To do -
Keep only the lines of the data below that contain "ſunt", and copy them.

Information provided -
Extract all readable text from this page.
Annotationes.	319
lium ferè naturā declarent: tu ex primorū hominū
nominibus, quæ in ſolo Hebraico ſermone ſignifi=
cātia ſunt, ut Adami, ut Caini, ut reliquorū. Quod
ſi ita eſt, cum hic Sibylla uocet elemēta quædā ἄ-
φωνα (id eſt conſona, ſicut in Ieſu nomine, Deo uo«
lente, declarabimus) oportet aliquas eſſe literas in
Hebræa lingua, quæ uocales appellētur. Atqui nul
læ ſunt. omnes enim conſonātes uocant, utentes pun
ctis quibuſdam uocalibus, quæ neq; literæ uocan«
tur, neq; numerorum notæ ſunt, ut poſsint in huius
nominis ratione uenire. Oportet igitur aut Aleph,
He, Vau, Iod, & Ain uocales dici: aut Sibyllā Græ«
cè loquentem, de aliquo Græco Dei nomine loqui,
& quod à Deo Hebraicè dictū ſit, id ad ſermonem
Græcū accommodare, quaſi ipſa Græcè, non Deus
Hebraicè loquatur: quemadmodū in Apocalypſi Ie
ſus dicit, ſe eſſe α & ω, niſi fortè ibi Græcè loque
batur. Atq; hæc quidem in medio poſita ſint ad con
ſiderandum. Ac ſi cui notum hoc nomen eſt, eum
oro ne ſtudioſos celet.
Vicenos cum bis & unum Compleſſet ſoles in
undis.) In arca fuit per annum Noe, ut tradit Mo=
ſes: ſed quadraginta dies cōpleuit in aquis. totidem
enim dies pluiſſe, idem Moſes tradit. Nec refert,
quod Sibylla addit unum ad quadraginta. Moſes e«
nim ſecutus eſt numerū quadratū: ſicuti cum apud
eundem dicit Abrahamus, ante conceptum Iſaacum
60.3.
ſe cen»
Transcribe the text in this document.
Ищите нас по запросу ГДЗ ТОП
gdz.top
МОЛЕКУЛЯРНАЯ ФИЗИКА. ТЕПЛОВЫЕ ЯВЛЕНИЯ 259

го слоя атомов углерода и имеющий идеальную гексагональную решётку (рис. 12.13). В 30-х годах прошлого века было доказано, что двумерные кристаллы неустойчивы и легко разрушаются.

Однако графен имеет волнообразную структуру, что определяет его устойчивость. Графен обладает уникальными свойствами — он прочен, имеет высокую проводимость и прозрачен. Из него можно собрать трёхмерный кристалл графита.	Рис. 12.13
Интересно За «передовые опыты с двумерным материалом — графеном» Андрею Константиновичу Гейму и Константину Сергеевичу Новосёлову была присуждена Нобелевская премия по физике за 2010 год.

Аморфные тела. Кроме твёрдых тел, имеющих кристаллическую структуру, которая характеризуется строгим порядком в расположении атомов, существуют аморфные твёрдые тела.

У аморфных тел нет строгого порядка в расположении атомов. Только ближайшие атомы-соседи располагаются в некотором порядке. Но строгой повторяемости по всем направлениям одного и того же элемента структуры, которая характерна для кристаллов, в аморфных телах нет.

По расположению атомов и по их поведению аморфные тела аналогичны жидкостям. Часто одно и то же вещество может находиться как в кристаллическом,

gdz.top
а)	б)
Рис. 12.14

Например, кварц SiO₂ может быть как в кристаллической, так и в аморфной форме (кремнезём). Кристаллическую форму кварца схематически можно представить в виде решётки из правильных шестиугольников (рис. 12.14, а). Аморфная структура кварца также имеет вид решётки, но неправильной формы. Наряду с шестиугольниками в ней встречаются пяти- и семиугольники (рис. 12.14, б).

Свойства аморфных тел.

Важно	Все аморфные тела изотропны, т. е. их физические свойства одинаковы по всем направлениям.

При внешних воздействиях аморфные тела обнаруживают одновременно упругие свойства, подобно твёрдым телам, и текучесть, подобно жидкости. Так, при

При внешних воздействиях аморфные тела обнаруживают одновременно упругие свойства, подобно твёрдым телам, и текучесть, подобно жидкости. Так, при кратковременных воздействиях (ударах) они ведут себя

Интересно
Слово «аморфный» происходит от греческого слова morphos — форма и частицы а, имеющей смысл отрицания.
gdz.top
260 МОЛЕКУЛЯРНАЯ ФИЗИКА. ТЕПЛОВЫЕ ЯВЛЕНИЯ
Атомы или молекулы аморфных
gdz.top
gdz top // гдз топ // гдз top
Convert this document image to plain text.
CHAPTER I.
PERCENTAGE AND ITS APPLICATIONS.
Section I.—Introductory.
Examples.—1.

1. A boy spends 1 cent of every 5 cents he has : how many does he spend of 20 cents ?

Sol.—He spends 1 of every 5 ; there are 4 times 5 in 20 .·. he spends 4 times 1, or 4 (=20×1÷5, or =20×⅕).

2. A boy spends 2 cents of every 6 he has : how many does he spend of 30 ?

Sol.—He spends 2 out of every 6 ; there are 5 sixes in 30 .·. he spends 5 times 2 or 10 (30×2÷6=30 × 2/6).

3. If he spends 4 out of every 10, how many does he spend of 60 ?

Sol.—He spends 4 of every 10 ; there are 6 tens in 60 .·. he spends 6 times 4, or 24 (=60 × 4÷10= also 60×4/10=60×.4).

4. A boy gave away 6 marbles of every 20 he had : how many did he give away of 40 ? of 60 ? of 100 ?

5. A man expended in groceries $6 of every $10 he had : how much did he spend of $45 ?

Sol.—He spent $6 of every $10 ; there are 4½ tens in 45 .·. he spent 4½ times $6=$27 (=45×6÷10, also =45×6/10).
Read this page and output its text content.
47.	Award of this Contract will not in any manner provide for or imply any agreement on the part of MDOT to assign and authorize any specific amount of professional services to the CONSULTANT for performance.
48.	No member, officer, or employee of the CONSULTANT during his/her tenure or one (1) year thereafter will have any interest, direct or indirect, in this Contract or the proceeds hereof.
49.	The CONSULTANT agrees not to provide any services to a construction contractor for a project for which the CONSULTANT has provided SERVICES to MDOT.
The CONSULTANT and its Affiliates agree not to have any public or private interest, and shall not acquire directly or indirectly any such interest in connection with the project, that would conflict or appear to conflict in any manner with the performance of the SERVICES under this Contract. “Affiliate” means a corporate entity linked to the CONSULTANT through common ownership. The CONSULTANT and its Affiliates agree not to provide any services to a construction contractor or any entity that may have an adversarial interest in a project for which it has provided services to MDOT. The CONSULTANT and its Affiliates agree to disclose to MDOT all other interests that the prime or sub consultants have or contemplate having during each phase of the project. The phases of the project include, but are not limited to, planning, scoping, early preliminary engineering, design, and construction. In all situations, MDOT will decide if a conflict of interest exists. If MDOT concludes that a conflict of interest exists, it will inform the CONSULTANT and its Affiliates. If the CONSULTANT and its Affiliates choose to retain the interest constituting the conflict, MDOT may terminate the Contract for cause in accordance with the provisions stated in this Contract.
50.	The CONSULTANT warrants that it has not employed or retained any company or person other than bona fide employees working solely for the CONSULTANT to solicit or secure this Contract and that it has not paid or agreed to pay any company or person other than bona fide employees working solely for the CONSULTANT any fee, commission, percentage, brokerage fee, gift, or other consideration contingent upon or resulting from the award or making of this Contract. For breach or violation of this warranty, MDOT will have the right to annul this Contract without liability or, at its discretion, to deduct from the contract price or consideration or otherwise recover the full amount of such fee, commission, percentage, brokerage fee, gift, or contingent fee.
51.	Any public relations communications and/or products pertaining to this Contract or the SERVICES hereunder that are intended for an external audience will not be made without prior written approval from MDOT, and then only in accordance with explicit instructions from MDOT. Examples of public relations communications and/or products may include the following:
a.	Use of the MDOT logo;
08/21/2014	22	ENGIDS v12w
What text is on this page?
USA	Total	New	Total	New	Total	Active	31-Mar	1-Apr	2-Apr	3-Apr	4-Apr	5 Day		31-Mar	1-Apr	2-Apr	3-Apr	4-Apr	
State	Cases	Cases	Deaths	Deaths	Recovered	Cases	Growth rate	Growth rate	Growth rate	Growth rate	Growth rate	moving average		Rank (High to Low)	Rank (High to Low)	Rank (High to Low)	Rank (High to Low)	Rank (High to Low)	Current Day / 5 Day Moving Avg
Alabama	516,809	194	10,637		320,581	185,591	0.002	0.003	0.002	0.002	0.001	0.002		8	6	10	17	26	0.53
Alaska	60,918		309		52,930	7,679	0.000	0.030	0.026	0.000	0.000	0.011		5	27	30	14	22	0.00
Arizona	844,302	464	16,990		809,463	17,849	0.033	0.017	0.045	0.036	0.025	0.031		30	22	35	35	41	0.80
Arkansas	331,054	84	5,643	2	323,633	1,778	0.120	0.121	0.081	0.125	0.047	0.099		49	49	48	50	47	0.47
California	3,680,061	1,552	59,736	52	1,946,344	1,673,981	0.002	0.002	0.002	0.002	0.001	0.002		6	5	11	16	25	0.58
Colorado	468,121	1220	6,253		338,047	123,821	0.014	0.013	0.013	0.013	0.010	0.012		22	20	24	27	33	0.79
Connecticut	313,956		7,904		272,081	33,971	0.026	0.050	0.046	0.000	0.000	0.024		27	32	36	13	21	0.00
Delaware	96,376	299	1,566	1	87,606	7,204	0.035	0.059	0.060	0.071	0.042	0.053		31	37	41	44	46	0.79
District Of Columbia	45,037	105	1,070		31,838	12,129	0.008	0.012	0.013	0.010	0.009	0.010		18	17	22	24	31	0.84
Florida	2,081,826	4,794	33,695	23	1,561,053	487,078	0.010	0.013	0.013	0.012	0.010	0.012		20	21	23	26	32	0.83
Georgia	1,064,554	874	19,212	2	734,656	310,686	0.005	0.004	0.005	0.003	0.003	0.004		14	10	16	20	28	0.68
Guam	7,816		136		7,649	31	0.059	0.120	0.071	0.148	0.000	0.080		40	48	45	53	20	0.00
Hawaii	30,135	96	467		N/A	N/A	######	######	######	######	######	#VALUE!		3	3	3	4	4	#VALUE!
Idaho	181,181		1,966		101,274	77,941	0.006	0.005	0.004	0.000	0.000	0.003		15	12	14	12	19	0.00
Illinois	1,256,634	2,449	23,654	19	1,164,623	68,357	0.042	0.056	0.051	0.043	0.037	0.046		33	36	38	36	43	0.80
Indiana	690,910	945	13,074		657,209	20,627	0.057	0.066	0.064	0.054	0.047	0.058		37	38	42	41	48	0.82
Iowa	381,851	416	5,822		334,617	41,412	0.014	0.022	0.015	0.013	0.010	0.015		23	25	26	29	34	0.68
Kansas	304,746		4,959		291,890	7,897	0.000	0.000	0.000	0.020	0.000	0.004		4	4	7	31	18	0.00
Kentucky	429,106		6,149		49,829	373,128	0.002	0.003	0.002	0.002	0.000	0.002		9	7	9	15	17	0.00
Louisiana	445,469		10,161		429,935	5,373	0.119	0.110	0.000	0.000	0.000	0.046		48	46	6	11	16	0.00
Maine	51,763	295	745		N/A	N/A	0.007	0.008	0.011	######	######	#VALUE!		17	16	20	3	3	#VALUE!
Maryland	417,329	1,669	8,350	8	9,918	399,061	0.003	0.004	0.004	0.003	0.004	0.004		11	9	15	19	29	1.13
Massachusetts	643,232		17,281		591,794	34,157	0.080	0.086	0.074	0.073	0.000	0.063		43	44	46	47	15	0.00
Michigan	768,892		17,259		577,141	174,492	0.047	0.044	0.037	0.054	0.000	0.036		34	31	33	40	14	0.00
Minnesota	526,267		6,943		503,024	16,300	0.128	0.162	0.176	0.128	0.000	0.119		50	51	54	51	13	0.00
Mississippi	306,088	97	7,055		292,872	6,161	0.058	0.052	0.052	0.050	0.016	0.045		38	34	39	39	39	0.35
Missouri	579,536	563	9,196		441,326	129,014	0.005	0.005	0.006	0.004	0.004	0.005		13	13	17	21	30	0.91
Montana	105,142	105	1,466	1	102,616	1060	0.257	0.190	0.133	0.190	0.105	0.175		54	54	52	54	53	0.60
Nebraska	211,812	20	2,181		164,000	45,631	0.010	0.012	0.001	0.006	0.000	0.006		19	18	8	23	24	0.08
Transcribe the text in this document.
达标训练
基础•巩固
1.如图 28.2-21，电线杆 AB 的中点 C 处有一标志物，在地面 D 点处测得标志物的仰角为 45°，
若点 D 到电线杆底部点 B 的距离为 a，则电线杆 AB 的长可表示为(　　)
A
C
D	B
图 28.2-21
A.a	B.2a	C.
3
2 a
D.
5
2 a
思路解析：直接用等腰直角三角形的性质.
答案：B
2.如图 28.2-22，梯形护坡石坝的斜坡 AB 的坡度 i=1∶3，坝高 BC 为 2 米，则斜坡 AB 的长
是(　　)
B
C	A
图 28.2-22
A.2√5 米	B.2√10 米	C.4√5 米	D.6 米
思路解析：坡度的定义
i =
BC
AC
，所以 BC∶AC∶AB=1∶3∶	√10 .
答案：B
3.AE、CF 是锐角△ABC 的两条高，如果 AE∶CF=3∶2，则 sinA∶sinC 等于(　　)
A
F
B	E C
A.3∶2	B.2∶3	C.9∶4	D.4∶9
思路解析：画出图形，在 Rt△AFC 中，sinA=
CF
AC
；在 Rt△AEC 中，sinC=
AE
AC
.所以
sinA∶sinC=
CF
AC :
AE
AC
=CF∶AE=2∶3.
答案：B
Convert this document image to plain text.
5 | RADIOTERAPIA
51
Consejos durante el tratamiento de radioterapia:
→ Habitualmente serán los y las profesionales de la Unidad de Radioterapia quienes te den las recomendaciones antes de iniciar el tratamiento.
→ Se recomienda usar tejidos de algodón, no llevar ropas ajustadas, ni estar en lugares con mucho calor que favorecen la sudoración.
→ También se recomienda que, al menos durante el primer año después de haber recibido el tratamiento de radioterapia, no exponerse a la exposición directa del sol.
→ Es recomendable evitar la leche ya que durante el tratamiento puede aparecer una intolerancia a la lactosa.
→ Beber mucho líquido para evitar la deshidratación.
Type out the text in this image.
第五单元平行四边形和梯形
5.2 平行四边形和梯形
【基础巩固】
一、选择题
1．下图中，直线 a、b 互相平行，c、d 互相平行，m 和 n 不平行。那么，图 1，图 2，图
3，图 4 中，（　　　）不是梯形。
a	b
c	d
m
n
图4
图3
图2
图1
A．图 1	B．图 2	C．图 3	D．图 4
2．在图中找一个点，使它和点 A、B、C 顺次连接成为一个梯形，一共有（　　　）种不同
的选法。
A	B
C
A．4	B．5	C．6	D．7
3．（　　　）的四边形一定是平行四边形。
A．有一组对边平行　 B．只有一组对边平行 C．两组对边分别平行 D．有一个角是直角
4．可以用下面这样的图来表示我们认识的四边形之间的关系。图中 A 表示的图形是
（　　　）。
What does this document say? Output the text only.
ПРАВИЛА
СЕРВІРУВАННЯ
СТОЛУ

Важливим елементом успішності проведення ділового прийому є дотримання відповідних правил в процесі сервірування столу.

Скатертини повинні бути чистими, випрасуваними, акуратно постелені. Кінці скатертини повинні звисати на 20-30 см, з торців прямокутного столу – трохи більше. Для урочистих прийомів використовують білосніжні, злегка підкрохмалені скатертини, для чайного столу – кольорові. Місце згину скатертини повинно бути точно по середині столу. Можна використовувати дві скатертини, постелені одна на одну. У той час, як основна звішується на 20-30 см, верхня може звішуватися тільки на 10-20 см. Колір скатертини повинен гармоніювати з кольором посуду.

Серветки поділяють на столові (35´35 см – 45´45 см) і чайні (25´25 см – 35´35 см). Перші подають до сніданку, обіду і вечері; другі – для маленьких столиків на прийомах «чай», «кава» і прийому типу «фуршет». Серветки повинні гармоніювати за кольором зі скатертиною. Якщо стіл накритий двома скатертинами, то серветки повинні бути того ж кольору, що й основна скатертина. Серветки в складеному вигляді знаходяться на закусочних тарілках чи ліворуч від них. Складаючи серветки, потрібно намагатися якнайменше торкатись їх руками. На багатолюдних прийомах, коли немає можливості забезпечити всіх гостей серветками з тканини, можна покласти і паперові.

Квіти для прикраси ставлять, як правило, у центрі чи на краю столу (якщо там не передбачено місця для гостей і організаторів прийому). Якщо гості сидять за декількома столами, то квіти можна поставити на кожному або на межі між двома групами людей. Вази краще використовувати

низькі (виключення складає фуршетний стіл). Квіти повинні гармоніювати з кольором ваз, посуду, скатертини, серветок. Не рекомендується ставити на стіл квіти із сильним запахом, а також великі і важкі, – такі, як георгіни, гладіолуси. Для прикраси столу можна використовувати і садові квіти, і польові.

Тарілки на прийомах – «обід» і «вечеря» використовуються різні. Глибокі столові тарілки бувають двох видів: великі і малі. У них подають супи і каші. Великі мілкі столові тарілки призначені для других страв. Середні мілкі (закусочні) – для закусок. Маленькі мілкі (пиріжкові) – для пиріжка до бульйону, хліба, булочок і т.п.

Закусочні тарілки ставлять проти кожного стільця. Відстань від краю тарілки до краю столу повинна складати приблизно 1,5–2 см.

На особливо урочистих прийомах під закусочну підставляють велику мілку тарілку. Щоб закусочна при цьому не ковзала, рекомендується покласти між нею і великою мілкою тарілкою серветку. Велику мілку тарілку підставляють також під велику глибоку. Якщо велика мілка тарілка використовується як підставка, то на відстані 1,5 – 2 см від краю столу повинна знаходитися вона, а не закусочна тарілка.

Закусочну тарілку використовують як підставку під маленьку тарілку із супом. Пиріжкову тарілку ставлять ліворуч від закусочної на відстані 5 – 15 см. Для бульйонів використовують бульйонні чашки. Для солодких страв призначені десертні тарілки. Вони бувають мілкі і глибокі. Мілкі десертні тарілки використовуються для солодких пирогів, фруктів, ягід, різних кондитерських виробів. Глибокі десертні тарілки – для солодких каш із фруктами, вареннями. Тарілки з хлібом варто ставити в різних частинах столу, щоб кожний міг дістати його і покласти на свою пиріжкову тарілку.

Finished exercise -
cātia ſunt, ut Adami, ut Caini, ut reliquorū. Quod
læ ſunt. omnes enim conſonātes uocant, utentes pun
tur, neq; numerorum notæ ſunt, ut poſsint in huius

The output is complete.